> _EXERCISE DETAILS_: Identify the lines containing the word "continued". Copy each one.

> _EXTRACTED DATA_:
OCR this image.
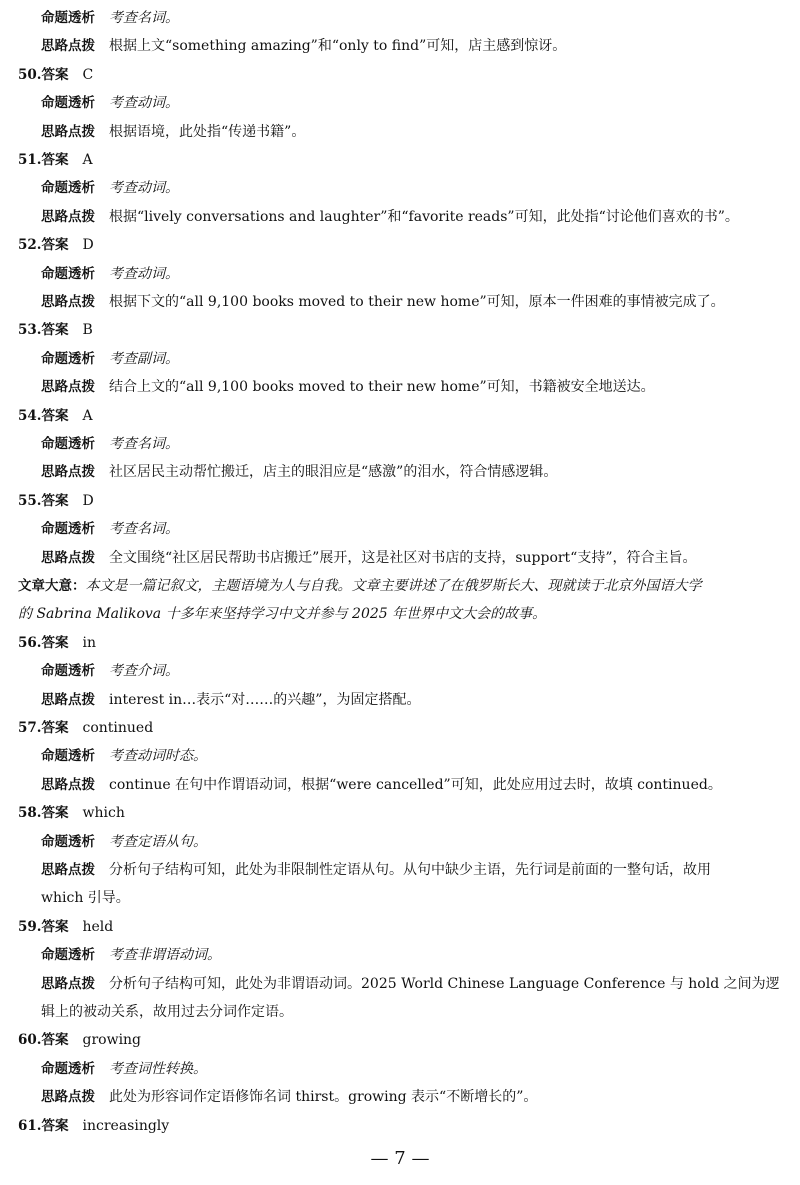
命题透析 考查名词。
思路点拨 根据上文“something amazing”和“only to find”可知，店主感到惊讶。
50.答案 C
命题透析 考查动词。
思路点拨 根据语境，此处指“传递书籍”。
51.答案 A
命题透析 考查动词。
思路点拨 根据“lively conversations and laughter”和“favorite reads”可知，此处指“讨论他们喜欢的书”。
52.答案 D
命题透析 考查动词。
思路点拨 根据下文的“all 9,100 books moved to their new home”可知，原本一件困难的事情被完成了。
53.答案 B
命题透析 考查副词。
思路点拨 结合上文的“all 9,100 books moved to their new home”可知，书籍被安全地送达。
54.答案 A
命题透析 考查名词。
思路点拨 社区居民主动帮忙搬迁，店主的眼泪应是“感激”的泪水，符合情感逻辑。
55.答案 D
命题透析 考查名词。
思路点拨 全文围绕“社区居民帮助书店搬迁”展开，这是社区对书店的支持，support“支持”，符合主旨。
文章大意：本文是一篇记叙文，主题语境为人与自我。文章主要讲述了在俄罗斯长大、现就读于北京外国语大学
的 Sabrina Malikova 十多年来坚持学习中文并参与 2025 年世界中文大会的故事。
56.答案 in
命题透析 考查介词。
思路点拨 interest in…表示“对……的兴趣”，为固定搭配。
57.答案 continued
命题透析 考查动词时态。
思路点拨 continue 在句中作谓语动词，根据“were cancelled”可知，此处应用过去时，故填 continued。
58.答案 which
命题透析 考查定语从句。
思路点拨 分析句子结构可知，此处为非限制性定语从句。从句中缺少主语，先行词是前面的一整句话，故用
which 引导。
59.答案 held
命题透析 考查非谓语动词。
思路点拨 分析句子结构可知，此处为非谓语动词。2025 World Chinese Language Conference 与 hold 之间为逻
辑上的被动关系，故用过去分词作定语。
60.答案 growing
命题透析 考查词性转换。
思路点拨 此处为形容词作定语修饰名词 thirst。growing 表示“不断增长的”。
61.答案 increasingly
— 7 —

> _TASK OUTPUT_:
57.答案 continued
思路点拨 continue 在句中作谓语动词，根据“were cancelled”可知，此处应用过去时，故填 continued。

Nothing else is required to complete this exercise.